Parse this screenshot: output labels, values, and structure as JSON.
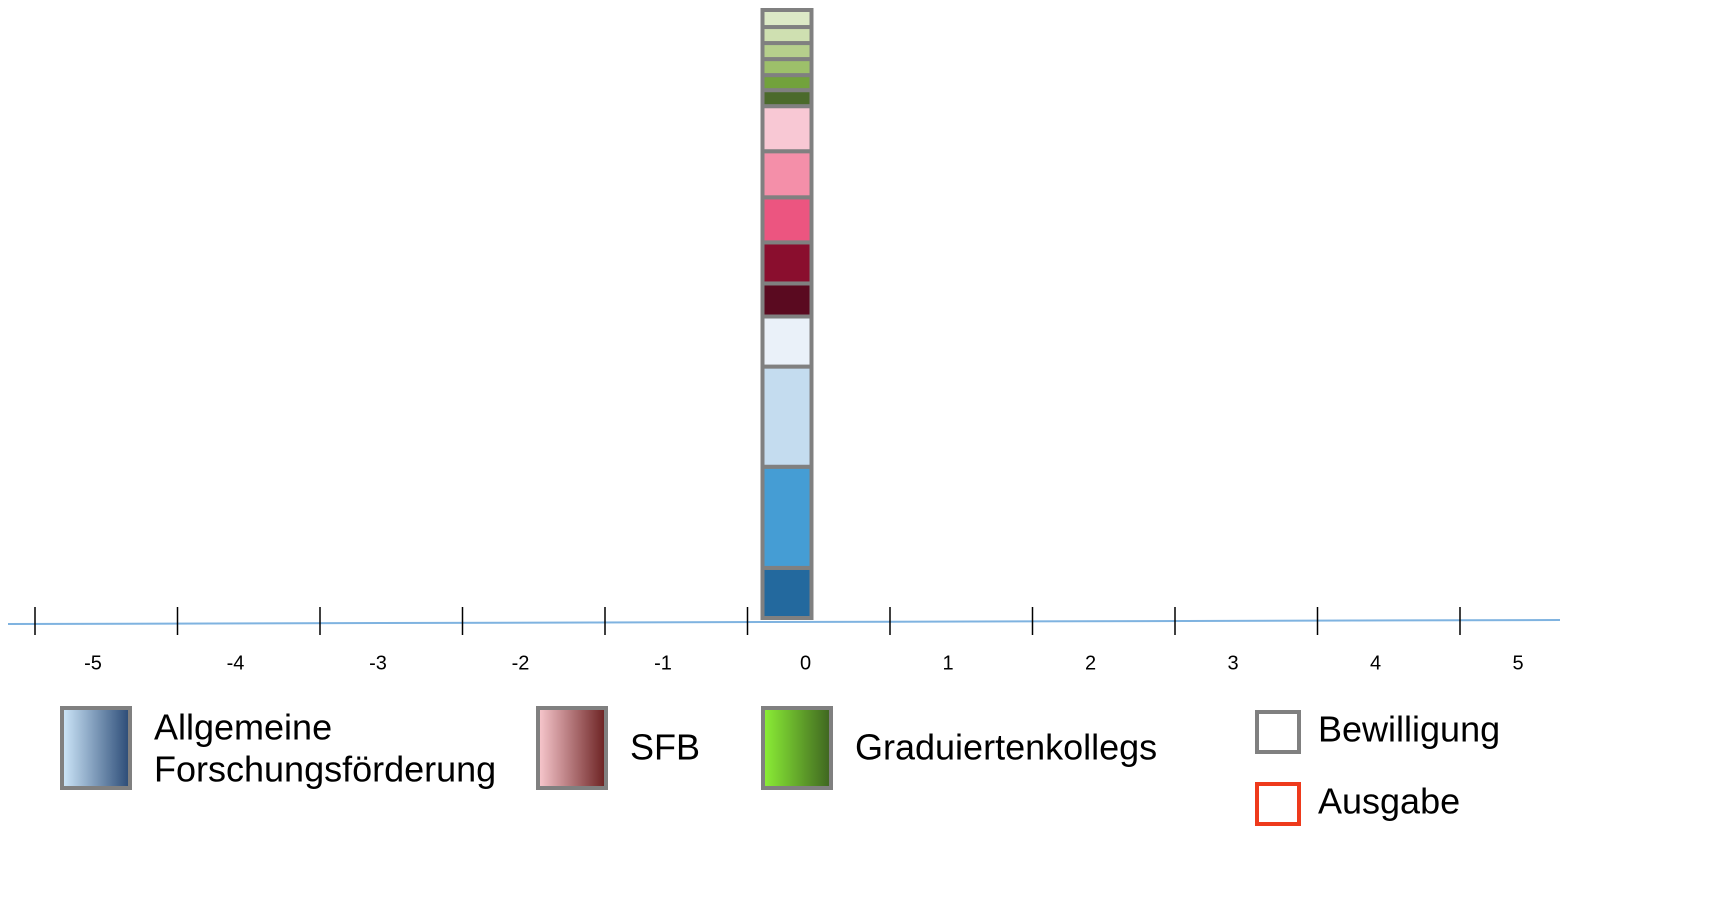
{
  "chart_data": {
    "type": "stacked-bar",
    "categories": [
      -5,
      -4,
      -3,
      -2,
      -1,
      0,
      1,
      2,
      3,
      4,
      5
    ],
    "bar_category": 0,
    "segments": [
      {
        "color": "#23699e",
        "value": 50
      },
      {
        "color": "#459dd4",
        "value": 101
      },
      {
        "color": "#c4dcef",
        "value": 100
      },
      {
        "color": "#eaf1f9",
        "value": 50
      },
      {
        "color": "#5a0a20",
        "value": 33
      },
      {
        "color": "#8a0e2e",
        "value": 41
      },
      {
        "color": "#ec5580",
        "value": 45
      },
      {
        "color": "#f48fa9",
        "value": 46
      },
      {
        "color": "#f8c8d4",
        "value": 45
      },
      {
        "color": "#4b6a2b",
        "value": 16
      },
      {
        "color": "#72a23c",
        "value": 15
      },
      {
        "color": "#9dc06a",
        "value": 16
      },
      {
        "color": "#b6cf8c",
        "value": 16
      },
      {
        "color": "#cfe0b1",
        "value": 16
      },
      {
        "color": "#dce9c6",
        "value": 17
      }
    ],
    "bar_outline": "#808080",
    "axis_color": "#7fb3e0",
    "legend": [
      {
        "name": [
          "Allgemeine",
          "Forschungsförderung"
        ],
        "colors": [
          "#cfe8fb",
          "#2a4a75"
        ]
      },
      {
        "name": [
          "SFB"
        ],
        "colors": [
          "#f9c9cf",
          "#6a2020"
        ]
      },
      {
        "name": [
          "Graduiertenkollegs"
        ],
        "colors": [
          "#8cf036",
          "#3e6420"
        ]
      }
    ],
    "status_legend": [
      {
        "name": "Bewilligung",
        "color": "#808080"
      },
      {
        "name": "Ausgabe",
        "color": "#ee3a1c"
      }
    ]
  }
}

■ The request ■
Each record above is to be restated exactly, with its pictures removed from the copy.

■ Finished answer ■
Parse this screenshot: output labels, values, and structure as JSON.
{
  "chart_data": {
    "type": "stacked-bar",
    "categories": [
      -5,
      -4,
      -3,
      -2,
      -1,
      0,
      1,
      2,
      3,
      4,
      5
    ],
    "bar_category": 0,
    "segments": [
      {
        "color": "#23699e",
        "value": 50
      },
      {
        "color": "#459dd4",
        "value": 101
      },
      {
        "color": "#c4dcef",
        "value": 100
      },
      {
        "color": "#eaf1f9",
        "value": 50
      },
      {
        "color": "#5a0a20",
        "value": 33
      },
      {
        "color": "#8a0e2e",
        "value": 41
      },
      {
        "color": "#ec5580",
        "value": 45
      },
      {
        "color": "#f48fa9",
        "value": 46
      },
      {
        "color": "#f8c8d4",
        "value": 45
      },
      {
        "color": "#4b6a2b",
        "value": 16
      },
      {
        "color": "#72a23c",
        "value": 15
      },
      {
        "color": "#9dc06a",
        "value": 16
      },
      {
        "color": "#b6cf8c",
        "value": 16
      },
      {
        "color": "#cfe0b1",
        "value": 16
      },
      {
        "color": "#dce9c6",
        "value": 17
      }
    ],
    "bar_outline": "#808080",
    "axis_color": "#7fb3e0",
    "legend": [
      {
        "name": [
          "Allgemeine",
          "Forschungsförderung"
        ],
        "colors": [
          "#cfe8fb",
          "#2a4a75"
        ]
      },
      {
        "name": [
          "SFB"
        ],
        "colors": [
          "#f9c9cf",
          "#6a2020"
        ]
      },
      {
        "name": [
          "Graduiertenkollegs"
        ],
        "colors": [
          "#8cf036",
          "#3e6420"
        ]
      }
    ],
    "status_legend": [
      {
        "name": "Bewilligung",
        "color": "#808080"
      },
      {
        "name": "Ausgabe",
        "color": "#ee3a1c"
      }
    ]
  }
}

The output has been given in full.